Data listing
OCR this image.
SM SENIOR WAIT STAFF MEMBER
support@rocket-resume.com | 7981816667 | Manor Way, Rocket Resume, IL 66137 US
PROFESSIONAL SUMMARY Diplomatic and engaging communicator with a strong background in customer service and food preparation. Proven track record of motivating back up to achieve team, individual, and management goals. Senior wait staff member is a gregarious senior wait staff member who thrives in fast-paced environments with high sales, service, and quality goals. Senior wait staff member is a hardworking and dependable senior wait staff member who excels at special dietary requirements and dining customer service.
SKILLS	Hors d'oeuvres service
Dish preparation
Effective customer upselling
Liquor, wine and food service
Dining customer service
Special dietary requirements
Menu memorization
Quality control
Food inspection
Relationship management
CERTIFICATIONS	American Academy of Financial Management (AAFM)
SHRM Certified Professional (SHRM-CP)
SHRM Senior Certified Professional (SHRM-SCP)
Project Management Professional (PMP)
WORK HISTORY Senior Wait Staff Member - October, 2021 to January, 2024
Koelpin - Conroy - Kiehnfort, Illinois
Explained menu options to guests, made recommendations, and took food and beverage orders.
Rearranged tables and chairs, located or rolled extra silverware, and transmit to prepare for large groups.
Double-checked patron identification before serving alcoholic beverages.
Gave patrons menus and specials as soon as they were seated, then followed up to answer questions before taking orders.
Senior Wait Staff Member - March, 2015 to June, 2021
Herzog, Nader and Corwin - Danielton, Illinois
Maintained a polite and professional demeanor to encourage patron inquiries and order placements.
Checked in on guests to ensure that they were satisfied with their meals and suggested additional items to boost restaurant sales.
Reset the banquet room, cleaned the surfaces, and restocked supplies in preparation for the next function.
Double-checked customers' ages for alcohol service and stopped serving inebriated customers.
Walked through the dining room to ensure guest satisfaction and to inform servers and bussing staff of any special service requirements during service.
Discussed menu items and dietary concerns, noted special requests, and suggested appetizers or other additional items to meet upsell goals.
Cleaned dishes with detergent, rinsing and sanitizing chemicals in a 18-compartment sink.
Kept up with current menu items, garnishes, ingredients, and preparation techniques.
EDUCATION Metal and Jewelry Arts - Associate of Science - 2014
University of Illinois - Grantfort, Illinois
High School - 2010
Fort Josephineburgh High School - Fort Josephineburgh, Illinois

Task directions –
Restate the data above word for word, please.

Reply –
OCR this image.
SM SENIOR WAIT STAFF MEMBER
support@rocket-resume.com | 7981816667 | Manor Way, Rocket Resume, IL 66137 US
PROFESSIONAL SUMMARY Diplomatic and engaging communicator with a strong background in customer service and food preparation. Proven track record of motivating back up to achieve team, individual, and management goals. Senior wait staff member is a gregarious senior wait staff member who thrives in fast-paced environments with high sales, service, and quality goals. Senior wait staff member is a hardworking and dependable senior wait staff member who excels at special dietary requirements and dining customer service.
SKILLS	Hors d'oeuvres service
Dish preparation
Effective customer upselling
Liquor, wine and food service
Dining customer service
Special dietary requirements
Menu memorization
Quality control
Food inspection
Relationship management
CERTIFICATIONS	American Academy of Financial Management (AAFM)
SHRM Certified Professional (SHRM-CP)
SHRM Senior Certified Professional (SHRM-SCP)
Project Management Professional (PMP)
WORK HISTORY Senior Wait Staff Member - October, 2021 to January, 2024
Koelpin - Conroy - Kiehnfort, Illinois
Explained menu options to guests, made recommendations, and took food and beverage orders.
Rearranged tables and chairs, located or rolled extra silverware, and transmit to prepare for large groups.
Double-checked patron identification before serving alcoholic beverages.
Gave patrons menus and specials as soon as they were seated, then followed up to answer questions before taking orders.
Senior Wait Staff Member - March, 2015 to June, 2021
Herzog, Nader and Corwin - Danielton, Illinois
Maintained a polite and professional demeanor to encourage patron inquiries and order placements.
Checked in on guests to ensure that they were satisfied with their meals and suggested additional items to boost restaurant sales.
Reset the banquet room, cleaned the surfaces, and restocked supplies in preparation for the next function.
Double-checked customers' ages for alcohol service and stopped serving inebriated customers.
Walked through the dining room to ensure guest satisfaction and to inform servers and bussing staff of any special service requirements during service.
Discussed menu items and dietary concerns, noted special requests, and suggested appetizers or other additional items to meet upsell goals.
Cleaned dishes with detergent, rinsing and sanitizing chemicals in a 18-compartment sink.
Kept up with current menu items, garnishes, ingredients, and preparation techniques.
EDUCATION Metal and Jewelry Arts - Associate of Science - 2014
University of Illinois - Grantfort, Illinois
High School - 2010
Fort Josephineburgh High School - Fort Josephineburgh, Illinois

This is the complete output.